- **Written task**: Pull out every line with the word "this".

- **Record excerpts**:
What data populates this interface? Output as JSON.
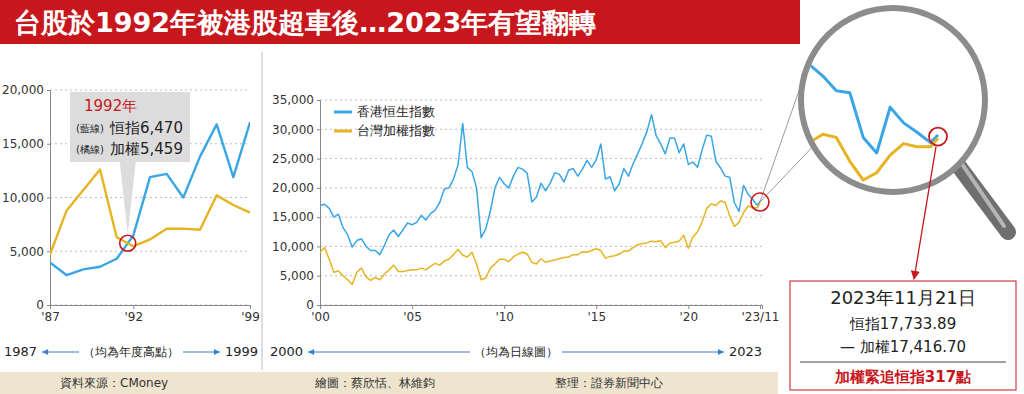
{
  "title": "台股於1992年被港股超車後…2023年有望翻轉",
  "chart_data": [
    {
      "type": "line",
      "x": [
        1987,
        1988,
        1989,
        1990,
        1991,
        1992,
        1993,
        1994,
        1995,
        1996,
        1997,
        1998,
        1999
      ],
      "series": [
        {
          "color": "#3aa6e6",
          "values": [
            3950,
            2770,
            3310,
            3560,
            4300,
            6470,
            11900,
            12200,
            10000,
            13800,
            16800,
            11900,
            17000
          ]
        },
        {
          "color": "#e6b422",
          "values": [
            4700,
            8800,
            10700,
            12600,
            6300,
            5459,
            6100,
            7100,
            7100,
            7000,
            10200,
            9300,
            8600
          ]
        }
      ],
      "xlim": [
        1987,
        1999
      ],
      "xticks": [
        {
          "value": 1987,
          "label": "'87"
        },
        {
          "value": 1992,
          "label": "'92"
        },
        {
          "value": 1999,
          "label": "'99"
        }
      ],
      "ylim": [
        0,
        20000
      ],
      "yticks": [
        0,
        {
          "value": 5000,
          "label": "5,000"
        },
        {
          "value": 10000,
          "label": "10,000"
        },
        {
          "value": 15000,
          "label": "15,000"
        },
        {
          "value": 20000,
          "label": "20,000"
        }
      ],
      "grid": true,
      "annotation": {
        "year": "1992年",
        "blue_tag": "(藍線)",
        "blue_text": "恒指6,470",
        "orange_tag": "(橘線)",
        "orange_text": "加權5,459"
      },
      "x_caption": {
        "start": "1987",
        "label": "（均為年度高點）",
        "end": "1999"
      }
    },
    {
      "type": "line",
      "x": [
        2000,
        2000.25,
        2000.5,
        2000.75,
        2001,
        2001.25,
        2001.5,
        2001.75,
        2002,
        2002.25,
        2002.5,
        2002.75,
        2003,
        2003.25,
        2003.5,
        2003.75,
        2004,
        2004.25,
        2004.5,
        2004.75,
        2005,
        2005.25,
        2005.5,
        2005.75,
        2006,
        2006.25,
        2006.5,
        2006.75,
        2007,
        2007.25,
        2007.5,
        2007.75,
        2008,
        2008.25,
        2008.5,
        2008.75,
        2009,
        2009.25,
        2009.5,
        2009.75,
        2010,
        2010.25,
        2010.5,
        2010.75,
        2011,
        2011.25,
        2011.5,
        2011.75,
        2012,
        2012.25,
        2012.5,
        2012.75,
        2013,
        2013.25,
        2013.5,
        2013.75,
        2014,
        2014.25,
        2014.5,
        2014.75,
        2015,
        2015.25,
        2015.5,
        2015.75,
        2016,
        2016.25,
        2016.5,
        2016.75,
        2017,
        2017.25,
        2017.5,
        2017.75,
        2018,
        2018.25,
        2018.5,
        2018.75,
        2019,
        2019.25,
        2019.5,
        2019.75,
        2020,
        2020.25,
        2020.5,
        2020.75,
        2021,
        2021.25,
        2021.5,
        2021.75,
        2022,
        2022.25,
        2022.5,
        2022.75,
        2023,
        2023.25,
        2023.5,
        2023.75,
        2023.89
      ],
      "series": [
        {
          "name": "香港恒生指數",
          "color": "#3aa6e6",
          "values": [
            17000,
            17200,
            16500,
            15000,
            15500,
            13200,
            12000,
            9900,
            11000,
            11300,
            10000,
            9300,
            9300,
            8600,
            10200,
            12000,
            12800,
            11700,
            12800,
            14000,
            13700,
            14100,
            15300,
            14500,
            15600,
            16200,
            17500,
            19800,
            20000,
            21500,
            24000,
            31000,
            23500,
            22800,
            20000,
            11500,
            13000,
            16000,
            20000,
            21800,
            20700,
            20000,
            22000,
            23500,
            23200,
            22500,
            17600,
            18400,
            20800,
            19500,
            20800,
            22600,
            22300,
            21000,
            23000,
            23300,
            22000,
            23200,
            24700,
            23500,
            24800,
            27500,
            21500,
            21900,
            19500,
            20700,
            23300,
            22000,
            24100,
            25800,
            27600,
            29600,
            32500,
            28900,
            27500,
            25800,
            28500,
            28500,
            26000,
            27500,
            24000,
            24400,
            23500,
            26500,
            29000,
            28800,
            24500,
            23400,
            22000,
            21800,
            17500,
            16000,
            20400,
            18900,
            18000,
            17000,
            17733.89
          ]
        },
        {
          "name": "台灣加權指數",
          "color": "#e6b422",
          "values": [
            9000,
            9800,
            7800,
            5600,
            5800,
            5000,
            4300,
            3500,
            5600,
            6300,
            4800,
            4200,
            4700,
            4300,
            5300,
            6000,
            6800,
            5700,
            5700,
            5900,
            6000,
            6000,
            6300,
            6000,
            6600,
            7100,
            6800,
            7500,
            7800,
            8600,
            9500,
            8500,
            8200,
            9000,
            7000,
            4300,
            4600,
            6300,
            7000,
            7800,
            7800,
            7400,
            8200,
            8700,
            9000,
            8700,
            7300,
            7000,
            7900,
            7300,
            7500,
            7700,
            7900,
            8100,
            8200,
            8600,
            8600,
            9100,
            9000,
            9300,
            9600,
            9300,
            8000,
            8300,
            8400,
            8700,
            9200,
            9200,
            9800,
            10300,
            10500,
            10600,
            10900,
            10800,
            11000,
            9800,
            10600,
            10700,
            10900,
            11900,
            9700,
            11600,
            12500,
            14200,
            16500,
            17300,
            17000,
            17800,
            17500,
            15200,
            13400,
            14100,
            15800,
            16900,
            16600,
            16600,
            17416.7
          ]
        }
      ],
      "xlim": [
        2000,
        2024
      ],
      "xticks": [
        {
          "value": 2000,
          "label": "'00"
        },
        {
          "value": 2005,
          "label": "'05"
        },
        {
          "value": 2010,
          "label": "'10"
        },
        {
          "value": 2015,
          "label": "'15"
        },
        {
          "value": 2020,
          "label": "'20"
        },
        {
          "value": 2023.89,
          "label": "'23/11"
        }
      ],
      "ylim": [
        0,
        35000
      ],
      "yticks": [
        0,
        {
          "value": 5000,
          "label": "5,000"
        },
        {
          "value": 10000,
          "label": "10,000"
        },
        {
          "value": 15000,
          "label": "15,000"
        },
        {
          "value": 20000,
          "label": "20,000"
        },
        {
          "value": 25000,
          "label": "25,000"
        },
        {
          "value": 30000,
          "label": "30,000"
        },
        {
          "value": 35000,
          "label": "35,000"
        }
      ],
      "grid": true,
      "legend": "upper left",
      "x_caption": {
        "start": "2000",
        "label": "（均為日線圖）",
        "end": "2023"
      }
    }
  ],
  "callout": {
    "date": "2023年11月21日",
    "hsi": "恒指17,733.89",
    "taiex": "— 加權17,416.70",
    "note": "加權緊追恒指317點"
  },
  "footer": [
    "資料來源：CMoney",
    "繪圖：蔡欣恬、林維鈞",
    "整理：證券新聞中心"
  ]
}
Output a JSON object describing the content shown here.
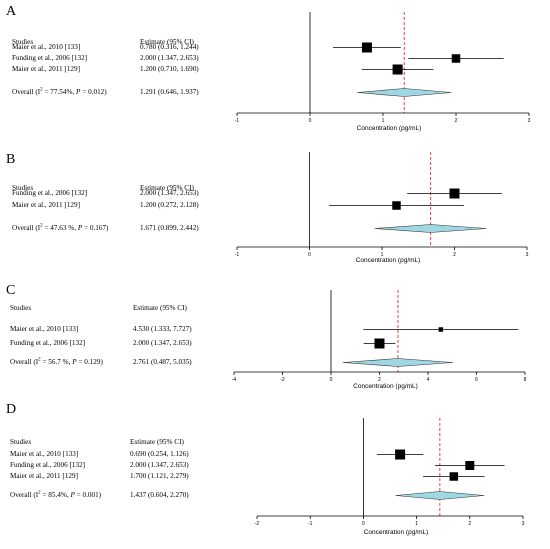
{
  "colors": {
    "diamond_fill": "#9fd7e3",
    "reference_line": "#e03030",
    "marker": "#000000"
  },
  "chart_data": [
    {
      "type": "forest",
      "panel_label": "A",
      "col_studies": "Studies",
      "col_estimate": "Estimate (95% CI)",
      "xlabel": "Concentration (pg/mL)",
      "xlim": [
        -1,
        3
      ],
      "ticks": [
        "-1",
        "0",
        "1",
        "2",
        "3"
      ],
      "overall_estimate": 1.291,
      "studies": [
        {
          "name": "Maier et al., 2010 [133]",
          "text": "0.780 (0.316, 1.244)",
          "est": 0.78,
          "lo": 0.316,
          "hi": 1.244,
          "size": 1.0
        },
        {
          "name": "Funding et al., 2006 [132]",
          "text": "2.000 (1.347, 2.653)",
          "est": 2.0,
          "lo": 1.347,
          "hi": 2.653,
          "size": 0.85
        },
        {
          "name": "Maier et al., 2011 [129]",
          "text": "1.200 (0.710, 1.690)",
          "est": 1.2,
          "lo": 0.71,
          "hi": 1.69,
          "size": 1.0
        }
      ],
      "overall": {
        "prefix": "Overall (I",
        "sup": "2",
        "eq": " = 77.54%, ",
        "p": "P",
        "pval": " = 0.012)",
        "text": "1.291 (0.646, 1.937)",
        "est": 1.291,
        "lo": 0.646,
        "hi": 1.937
      }
    },
    {
      "type": "forest",
      "panel_label": "B",
      "col_studies": "Studies",
      "col_estimate": "Estimate (95% CI)",
      "xlabel": "Concentration (pg/mL)",
      "xlim": [
        -1,
        3
      ],
      "ticks": [
        "-1",
        "0",
        "1",
        "2",
        "3"
      ],
      "overall_estimate": 1.671,
      "studies": [
        {
          "name": "Funding et al., 2006 [132]",
          "text": "2.000 (1.347, 2.653)",
          "est": 2.0,
          "lo": 1.347,
          "hi": 2.653,
          "size": 1.0
        },
        {
          "name": "Maier et al., 2011 [129]",
          "text": "1.200 (0.272, 2.128)",
          "est": 1.2,
          "lo": 0.272,
          "hi": 2.128,
          "size": 0.85
        }
      ],
      "overall": {
        "prefix": "Overall (I",
        "sup": "2",
        "eq": " = 47.63 %, ",
        "p": "P",
        "pval": " = 0.167)",
        "text": "1.671 (0.899, 2.442)",
        "est": 1.671,
        "lo": 0.899,
        "hi": 2.442
      }
    },
    {
      "type": "forest",
      "panel_label": "C",
      "col_studies": "Studies",
      "col_estimate": "Estimate (95% CI)",
      "xlabel": "Concentration (pg/mL)",
      "xlim": [
        -4,
        8
      ],
      "ticks": [
        "-4",
        "-2",
        "0",
        "2",
        "4",
        "6",
        "8"
      ],
      "overall_estimate": 2.761,
      "studies": [
        {
          "name": "Maier et al., 2010 [133]",
          "text": "4.530 (1.333, 7.727)",
          "est": 4.53,
          "lo": 1.333,
          "hi": 7.727,
          "size": 0.45
        },
        {
          "name": "Funding et al., 2006 [132]",
          "text": "2.000 (1.347, 2.653)",
          "est": 2.0,
          "lo": 1.347,
          "hi": 2.653,
          "size": 1.0
        }
      ],
      "overall": {
        "prefix": "Overall (I",
        "sup": "2",
        "eq": " = 56.7 %, ",
        "p": "P",
        "pval": " = 0.129)",
        "text": "2.761 (0.487, 5.035)",
        "est": 2.761,
        "lo": 0.487,
        "hi": 5.035
      }
    },
    {
      "type": "forest",
      "panel_label": "D",
      "col_studies": "Studies",
      "col_estimate": "Estimate (95% CI)",
      "xlabel": "Concentration (pg/mL)",
      "xlim": [
        -2,
        3
      ],
      "ticks": [
        "-2",
        "-1",
        "0",
        "1",
        "2",
        "3"
      ],
      "overall_estimate": 1.437,
      "studies": [
        {
          "name": "Maier et al., 2010 [133]",
          "text": "0.690 (0.254, 1.126)",
          "est": 0.69,
          "lo": 0.254,
          "hi": 1.126,
          "size": 1.0
        },
        {
          "name": "Funding et al., 2006 [132]",
          "text": "2.000 (1.347, 2.653)",
          "est": 2.0,
          "lo": 1.347,
          "hi": 2.653,
          "size": 0.9
        },
        {
          "name": "Maier et al., 2011 [129]",
          "text": "1.700 (1.121, 2.279)",
          "est": 1.7,
          "lo": 1.121,
          "hi": 2.279,
          "size": 0.85
        }
      ],
      "overall": {
        "prefix": "Overall (I",
        "sup": "2",
        "eq": " = 85.4%, ",
        "p": "P",
        "pval": " = 0.001)",
        "text": "1.437 (0.604, 2.270)",
        "est": 1.437,
        "lo": 0.604,
        "hi": 2.27
      }
    }
  ]
}
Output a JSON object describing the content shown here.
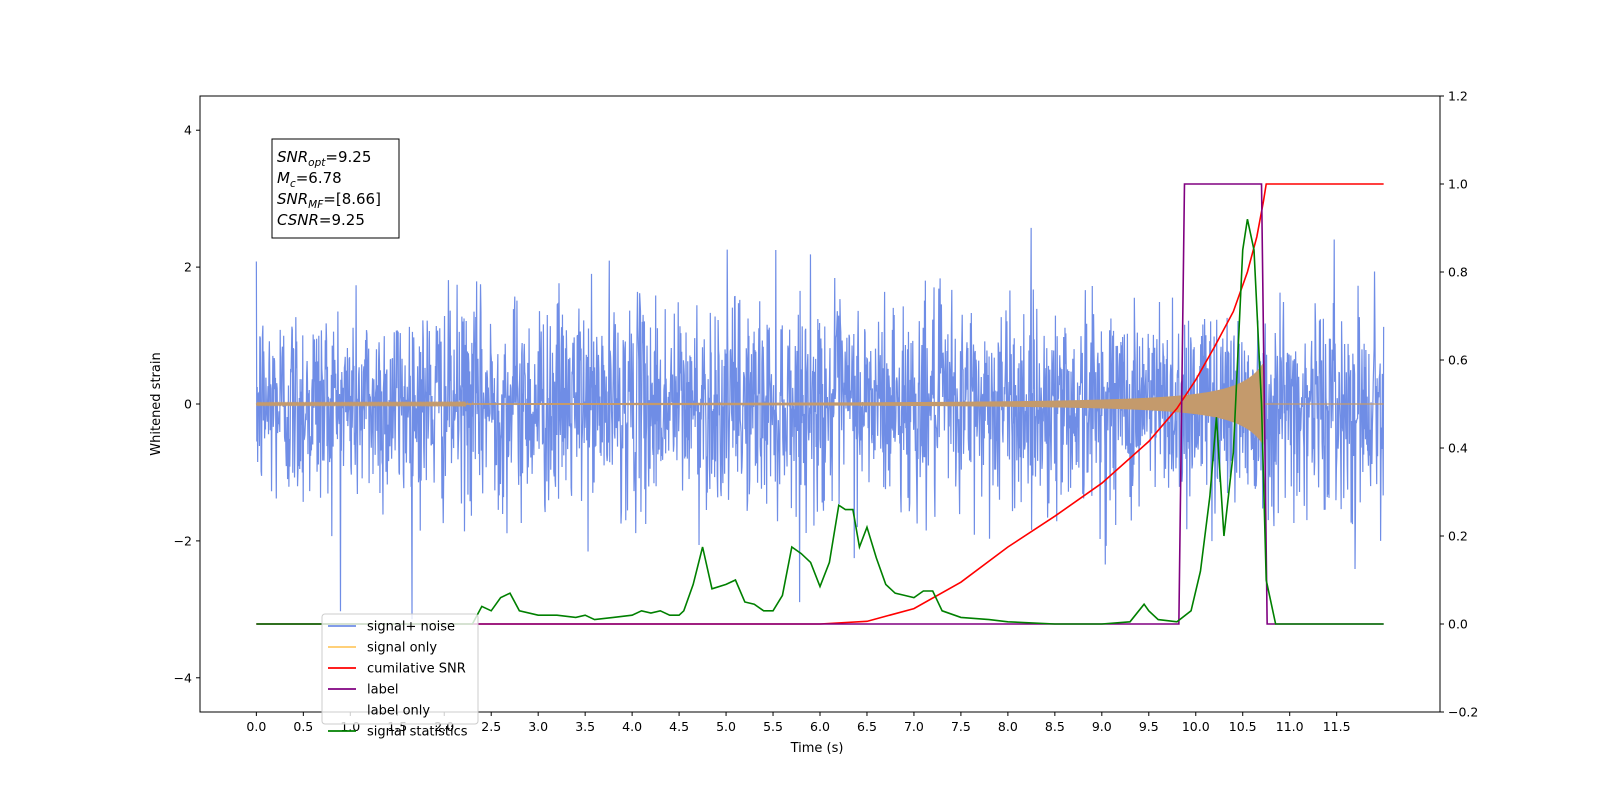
{
  "chart_data": {
    "type": "line",
    "xlabel": "Time (s)",
    "ylabel_left": "Whitened strain",
    "xlim": [
      -0.6,
      12.6
    ],
    "ylim_left": [
      -4.5,
      4.5
    ],
    "ylim_right": [
      -0.2,
      1.2
    ],
    "x_ticks": [
      0.0,
      0.5,
      1.0,
      1.5,
      2.0,
      2.5,
      3.0,
      3.5,
      4.0,
      4.5,
      5.0,
      5.5,
      6.0,
      6.5,
      7.0,
      7.5,
      8.0,
      8.5,
      9.0,
      9.5,
      10.0,
      10.5,
      11.0,
      11.5
    ],
    "x_tick_labels": [
      "0.0",
      "0.5",
      "1.0",
      "1.5",
      "2.0",
      "2.5",
      "3.0",
      "3.5",
      "4.0",
      "4.5",
      "5.0",
      "5.5",
      "6.0",
      "6.5",
      "7.0",
      "7.5",
      "8.0",
      "8.5",
      "9.0",
      "9.5",
      "10.0",
      "10.5",
      "11.0",
      "11.5"
    ],
    "y_left_ticks": [
      -4,
      -2,
      0,
      2,
      4
    ],
    "y_left_tick_labels": [
      "−4",
      "−2",
      "0",
      "2",
      "4"
    ],
    "y_right_ticks": [
      -0.2,
      0.0,
      0.2,
      0.4,
      0.6,
      0.8,
      1.0,
      1.2
    ],
    "y_right_tick_labels": [
      "−0.2",
      "0.0",
      "0.2",
      "0.4",
      "0.6",
      "0.8",
      "1.0",
      "1.2"
    ],
    "grid": false,
    "legend_position": "bottom-left",
    "annotation": {
      "lines": [
        {
          "base": "SNR",
          "sub": "opt",
          "value": "=9.25"
        },
        {
          "base": "M",
          "sub": "c",
          "value": "=6.78"
        },
        {
          "base": "SNR",
          "sub": "MF",
          "value": "=[8.66]"
        },
        {
          "base": "CSNR",
          "sub": "",
          "value": "=9.25"
        }
      ]
    },
    "series": [
      {
        "name": "signal+ noise",
        "axis": "left",
        "color": "#6f8de6",
        "description_kind": "noise",
        "x_range": [
          0.0,
          12.0
        ],
        "std": 0.75
      },
      {
        "name": "signal only",
        "axis": "left",
        "color": "#ffa500",
        "description_kind": "chirp",
        "x_range": [
          0.0,
          12.0
        ],
        "chirp_end": 10.72,
        "peak_amplitude": 0.6
      },
      {
        "name": "cumilative SNR",
        "axis": "right",
        "color": "#ff0000",
        "x": [
          0.0,
          6.0,
          6.5,
          7.0,
          7.5,
          8.0,
          8.5,
          9.0,
          9.5,
          9.8,
          10.0,
          10.2,
          10.4,
          10.55,
          10.65,
          10.72,
          10.75,
          12.0
        ],
        "values": [
          0.0,
          0.0,
          0.006,
          0.035,
          0.095,
          0.175,
          0.245,
          0.32,
          0.415,
          0.49,
          0.555,
          0.63,
          0.71,
          0.8,
          0.88,
          0.96,
          1.0,
          1.0
        ]
      },
      {
        "name": "label",
        "axis": "right",
        "color": "#800080",
        "x": [
          0.0,
          9.82,
          9.88,
          10.7,
          10.76,
          12.0
        ],
        "values": [
          0.0,
          0.0,
          1.0,
          1.0,
          0.0,
          0.0
        ]
      },
      {
        "name": "signal statistics",
        "axis": "right",
        "color": "#008000",
        "x": [
          0.0,
          2.3,
          2.4,
          2.5,
          2.6,
          2.7,
          2.8,
          3.0,
          3.2,
          3.4,
          3.5,
          3.6,
          3.8,
          4.0,
          4.1,
          4.2,
          4.3,
          4.4,
          4.5,
          4.55,
          4.65,
          4.75,
          4.85,
          5.0,
          5.1,
          5.2,
          5.3,
          5.4,
          5.5,
          5.6,
          5.7,
          5.8,
          5.9,
          6.0,
          6.1,
          6.2,
          6.27,
          6.35,
          6.42,
          6.5,
          6.6,
          6.7,
          6.8,
          6.9,
          7.0,
          7.1,
          7.2,
          7.3,
          7.5,
          7.8,
          8.0,
          8.5,
          9.0,
          9.3,
          9.45,
          9.5,
          9.6,
          9.8,
          9.95,
          10.05,
          10.15,
          10.22,
          10.3,
          10.4,
          10.5,
          10.55,
          10.62,
          10.7,
          10.75,
          10.85,
          11.0,
          12.0
        ],
        "values": [
          0.0,
          0.0,
          0.04,
          0.03,
          0.06,
          0.07,
          0.03,
          0.02,
          0.02,
          0.015,
          0.02,
          0.01,
          0.015,
          0.02,
          0.03,
          0.025,
          0.03,
          0.02,
          0.02,
          0.03,
          0.09,
          0.175,
          0.08,
          0.09,
          0.1,
          0.05,
          0.045,
          0.03,
          0.03,
          0.065,
          0.175,
          0.16,
          0.14,
          0.085,
          0.14,
          0.27,
          0.26,
          0.26,
          0.175,
          0.22,
          0.15,
          0.09,
          0.07,
          0.065,
          0.06,
          0.075,
          0.075,
          0.03,
          0.015,
          0.01,
          0.005,
          0.0,
          0.0,
          0.005,
          0.045,
          0.03,
          0.01,
          0.005,
          0.03,
          0.12,
          0.29,
          0.47,
          0.2,
          0.39,
          0.85,
          0.92,
          0.85,
          0.5,
          0.1,
          0.0,
          0.0,
          0.0
        ]
      },
      {
        "name": "",
        "legend_text": "label only",
        "axis": "right",
        "color": "#ffffff",
        "hidden_in_plot": true
      }
    ],
    "legend_order": [
      "signal+ noise",
      "signal only",
      "cumilative SNR",
      "label",
      "label only",
      "signal statistics"
    ]
  }
}
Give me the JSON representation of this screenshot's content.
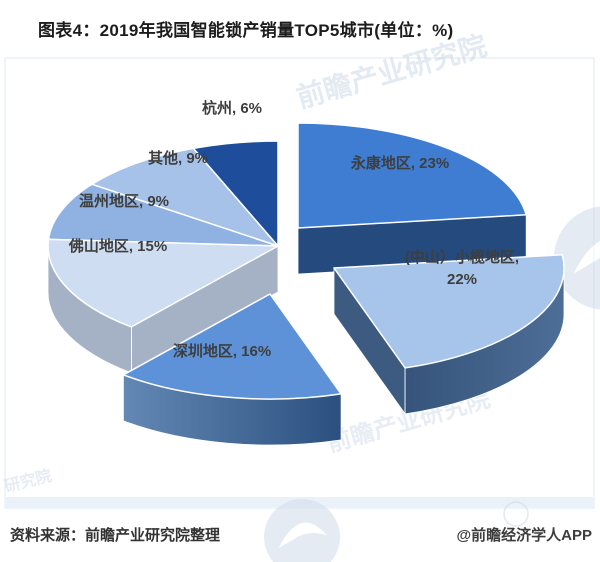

- **Solution**:
What data populates this interface? Output as JSON.
Give me the JSON representation of this screenshot's content.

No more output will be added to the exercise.